**TO DO**
[a] List the three components of a db-key that are named in the mailing-list post about gbak and indexes.
[b] From the mailing-list post about gbak and indexes, copy word for word the passage starting at "time spent retrieving" and ending at "the corresponding record.".
[c] Continue the mailing-list post about gbak and indexes from the point where it stops.

**TEXT TO READ**
┌──
Re: [firebird-support] Gbak and indexes

2016-02-25 Thread Hugo Eyng hugoe...@msn.com [firebird-support]

Hello Ann.

Very good. Thank you.

Hugo

Em 25/02/2016 13:47, Ann Harrison aharri...@ibphoenix.com 
[firebird-support] escreveu:
Someone on a different forum asked whether gbak restores wouldn't be 
faster if gbak backed up indexes so it didn't have to rebuild them.  
The writer wanted the
clean-up and compaction that a gbak backup and restore provides, but 
not the

time spent retrieving records, sorting, and rebuilding indexes.

There's a problem with that.  An old index is of absolutely no use in 
a restored database exactly because records are in different places.  
The index contains the physical location of records.   Change the 
location, invalidate the index.   That's the short answer.


The longer answer:

An index contains a key value and a "record id" also called a db-key. 
When an index search finds an acceptable approximation of the value 
desired, it uses the db-key to find the corresponding record.


 (It's actually more complicated than that, and depends on whether the 
index is being used to optimize a sort, but in the end, an index 
search finds a db-key and uses it to find a record.)


What's in a db-key?  Three things: a pointer page sequence number, and 
offset into the pointer page, and an index offset on the data page.  A 
pointer page is a part of the structure of a table that's not visible 
outside the database.  It's simply a page that contains a vector of 
page numbers.  Those page numbers belong to the data pages in the 
table.  The RDB$PAGES table contains the sequence number and page 
number of pointer pages for all tables, among other things.  After a 
table has been referenced, the pointer page information is kept in 
memory. The pointer page may be in cache or Firebird may need to read 
it from disk.


With the pointer page in its virtual hand, Firebird reads the page 
number at the offset indicated by the db-key to get the page number of 
the appropriate data page and finds the data page in cache or on 
disk.  The offset on the data page in the db-key is an indirect 
pointer to the record.  Each data page has an index to the records on 
it containing the actual offset and length of the record, so a page 
can be reorganized without changing the db-keys of the records on it.


A gbak restore creates a new database and populates it with the data 
it backed up from the old database. Records will be stored on 
different pages and at different offsets.  Pages that were part of one 
table in the old database may be part of a different table or some 
other structure in the new database.
└──
**STORED ROWS**
┌──
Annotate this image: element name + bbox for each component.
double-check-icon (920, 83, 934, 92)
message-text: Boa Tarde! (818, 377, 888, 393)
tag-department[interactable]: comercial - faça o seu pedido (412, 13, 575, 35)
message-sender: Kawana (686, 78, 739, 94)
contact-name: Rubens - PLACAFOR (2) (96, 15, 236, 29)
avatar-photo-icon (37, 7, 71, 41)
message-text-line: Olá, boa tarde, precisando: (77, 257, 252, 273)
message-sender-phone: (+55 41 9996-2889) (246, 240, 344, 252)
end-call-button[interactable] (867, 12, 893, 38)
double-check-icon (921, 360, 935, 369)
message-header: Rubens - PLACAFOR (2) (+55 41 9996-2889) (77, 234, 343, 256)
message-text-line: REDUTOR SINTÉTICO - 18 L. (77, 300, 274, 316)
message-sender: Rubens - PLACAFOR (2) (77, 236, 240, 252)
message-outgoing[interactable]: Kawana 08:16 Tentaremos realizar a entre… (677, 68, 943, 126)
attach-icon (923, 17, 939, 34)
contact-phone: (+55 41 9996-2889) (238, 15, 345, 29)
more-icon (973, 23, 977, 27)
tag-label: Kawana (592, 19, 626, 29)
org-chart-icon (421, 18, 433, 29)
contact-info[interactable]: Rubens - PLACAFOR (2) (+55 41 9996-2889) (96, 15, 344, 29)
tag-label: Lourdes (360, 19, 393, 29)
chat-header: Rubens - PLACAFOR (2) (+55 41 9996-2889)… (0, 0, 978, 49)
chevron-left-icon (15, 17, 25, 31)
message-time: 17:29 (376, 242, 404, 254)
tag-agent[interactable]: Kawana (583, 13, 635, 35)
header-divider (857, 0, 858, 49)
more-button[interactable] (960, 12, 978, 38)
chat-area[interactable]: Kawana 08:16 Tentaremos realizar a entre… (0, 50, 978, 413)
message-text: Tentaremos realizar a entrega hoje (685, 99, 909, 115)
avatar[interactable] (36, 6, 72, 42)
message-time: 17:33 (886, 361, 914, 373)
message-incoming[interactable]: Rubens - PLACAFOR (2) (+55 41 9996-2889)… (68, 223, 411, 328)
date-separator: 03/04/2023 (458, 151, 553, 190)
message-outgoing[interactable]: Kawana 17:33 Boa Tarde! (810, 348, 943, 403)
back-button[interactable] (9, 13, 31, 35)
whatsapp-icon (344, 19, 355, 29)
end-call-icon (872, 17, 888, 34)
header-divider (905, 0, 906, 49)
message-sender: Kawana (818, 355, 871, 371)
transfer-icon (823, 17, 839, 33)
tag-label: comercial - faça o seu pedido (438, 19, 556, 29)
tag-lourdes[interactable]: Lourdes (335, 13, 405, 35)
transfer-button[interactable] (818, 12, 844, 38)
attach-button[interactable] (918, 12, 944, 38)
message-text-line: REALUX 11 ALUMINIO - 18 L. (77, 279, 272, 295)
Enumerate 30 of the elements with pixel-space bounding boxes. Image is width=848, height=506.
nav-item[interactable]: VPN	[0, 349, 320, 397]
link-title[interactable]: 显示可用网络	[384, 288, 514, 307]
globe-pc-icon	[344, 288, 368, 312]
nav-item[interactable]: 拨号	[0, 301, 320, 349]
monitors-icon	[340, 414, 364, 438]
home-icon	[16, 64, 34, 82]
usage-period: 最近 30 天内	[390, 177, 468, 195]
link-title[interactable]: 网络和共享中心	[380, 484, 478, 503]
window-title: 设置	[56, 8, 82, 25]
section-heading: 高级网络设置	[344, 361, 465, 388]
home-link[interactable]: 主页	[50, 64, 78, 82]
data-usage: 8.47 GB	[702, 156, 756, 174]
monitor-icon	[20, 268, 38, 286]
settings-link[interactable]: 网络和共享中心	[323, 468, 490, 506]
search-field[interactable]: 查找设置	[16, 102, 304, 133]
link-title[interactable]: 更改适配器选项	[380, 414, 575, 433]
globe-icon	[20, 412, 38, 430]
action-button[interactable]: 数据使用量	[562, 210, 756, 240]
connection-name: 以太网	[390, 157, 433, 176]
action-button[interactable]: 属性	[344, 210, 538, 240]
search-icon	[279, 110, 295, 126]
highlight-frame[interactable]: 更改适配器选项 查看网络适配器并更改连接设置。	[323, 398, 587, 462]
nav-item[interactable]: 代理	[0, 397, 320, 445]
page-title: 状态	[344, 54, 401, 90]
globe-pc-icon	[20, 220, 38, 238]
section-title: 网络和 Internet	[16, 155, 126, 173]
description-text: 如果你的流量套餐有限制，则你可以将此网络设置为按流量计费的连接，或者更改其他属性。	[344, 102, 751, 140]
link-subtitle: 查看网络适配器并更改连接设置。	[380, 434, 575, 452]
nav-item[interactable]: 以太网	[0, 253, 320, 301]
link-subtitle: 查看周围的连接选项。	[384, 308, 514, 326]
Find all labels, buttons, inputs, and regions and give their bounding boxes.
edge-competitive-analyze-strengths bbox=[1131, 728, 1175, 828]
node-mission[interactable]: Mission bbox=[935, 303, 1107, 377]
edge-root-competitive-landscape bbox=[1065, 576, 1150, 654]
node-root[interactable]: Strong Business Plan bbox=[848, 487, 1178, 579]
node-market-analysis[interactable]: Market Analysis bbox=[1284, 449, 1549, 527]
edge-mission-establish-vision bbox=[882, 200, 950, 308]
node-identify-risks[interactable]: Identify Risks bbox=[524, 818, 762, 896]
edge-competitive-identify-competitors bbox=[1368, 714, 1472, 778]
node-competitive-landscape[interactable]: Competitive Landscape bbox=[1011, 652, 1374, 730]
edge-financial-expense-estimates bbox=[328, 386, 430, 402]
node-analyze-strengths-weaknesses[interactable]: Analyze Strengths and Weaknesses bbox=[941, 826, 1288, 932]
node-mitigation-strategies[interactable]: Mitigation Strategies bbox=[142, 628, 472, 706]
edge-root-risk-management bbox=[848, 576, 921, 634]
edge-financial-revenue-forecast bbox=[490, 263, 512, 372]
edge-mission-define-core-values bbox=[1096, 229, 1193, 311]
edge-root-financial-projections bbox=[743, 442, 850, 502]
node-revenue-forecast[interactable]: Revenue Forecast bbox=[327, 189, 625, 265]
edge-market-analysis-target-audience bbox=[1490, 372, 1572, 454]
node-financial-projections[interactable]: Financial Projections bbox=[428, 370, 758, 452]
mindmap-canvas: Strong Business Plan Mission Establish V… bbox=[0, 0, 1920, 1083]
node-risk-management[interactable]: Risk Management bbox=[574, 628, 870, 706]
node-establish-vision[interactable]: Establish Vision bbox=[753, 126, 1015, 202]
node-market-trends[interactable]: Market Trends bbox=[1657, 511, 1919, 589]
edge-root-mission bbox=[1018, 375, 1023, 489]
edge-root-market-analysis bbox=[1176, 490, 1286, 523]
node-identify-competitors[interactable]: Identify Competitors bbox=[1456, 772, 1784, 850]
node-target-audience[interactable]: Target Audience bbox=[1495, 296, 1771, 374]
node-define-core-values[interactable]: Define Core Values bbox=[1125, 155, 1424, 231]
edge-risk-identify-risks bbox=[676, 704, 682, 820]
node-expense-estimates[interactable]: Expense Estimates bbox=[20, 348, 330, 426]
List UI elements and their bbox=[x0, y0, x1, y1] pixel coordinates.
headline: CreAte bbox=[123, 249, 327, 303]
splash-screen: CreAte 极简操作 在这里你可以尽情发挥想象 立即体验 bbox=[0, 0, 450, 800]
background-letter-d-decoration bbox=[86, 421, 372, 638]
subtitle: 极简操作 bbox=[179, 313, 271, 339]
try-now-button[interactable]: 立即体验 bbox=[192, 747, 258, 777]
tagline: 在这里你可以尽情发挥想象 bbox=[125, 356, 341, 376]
└──
**ANSWERS TO EACH TASK**
[a]
- A pointer page sequence number
- An offset into the pointer page
- An index offset on the data page

[b]
time spent retrieving records, sorting, and rebuilding indexes.

There's a problem with that.  An old index is of absolutely no use in 
a restored database exactly because records are in different places.  
The index contains the physical location of records.   Change the 
location, invalidate the index.   That's the short answer.


The longer answer:

An index contains a key value and a "record id" also called a db-key. 
When an index search finds an acceptable approximation of the value 
desired, it uses the db-key to find the corresponding record.

[c]
Gbak restore could be made faster if Firebird recognized at a commit 
that the transaction created several indexes on the same table and 
built all the indexes in parallel rather than reading the table for 
each index, but using an old index in a new database is not a good idea.


Good luck,

Ann




--


Atenciosamente,

Hugo Eyng



[firebird-support] Gbak and indexes

2016-02-25 Thread Ann Harrison aharri...@ibphoenix.com [firebird-support]
Someone on a different forum asked whether gbak restores wouldn't be faster
if gbak backed up indexes so it didn't have to rebuild them.  The writer
wanted the
clean-up and compaction that a gbak backup and restore provides, but not the
time spent retrieving records, sorting, and rebuilding indexes.

There's a problem with that.  An old index is of absolutely no use in a
restored database exactly because records are in different places.  The
index contains the physical location of records.   Change the location,
invalidate the index.   That's the short answer.

The longer answer:

An index contains a key value and a "record id" also called a db-key. When
an index search finds an acceptable approximation of the value desired, it
uses the db-key to find the corresponding record.

 (It's actually more complicated than that, and depends on whether the
index is being used to optimize a sort, but in the end, an index search
finds a db-key and uses it to find a record.)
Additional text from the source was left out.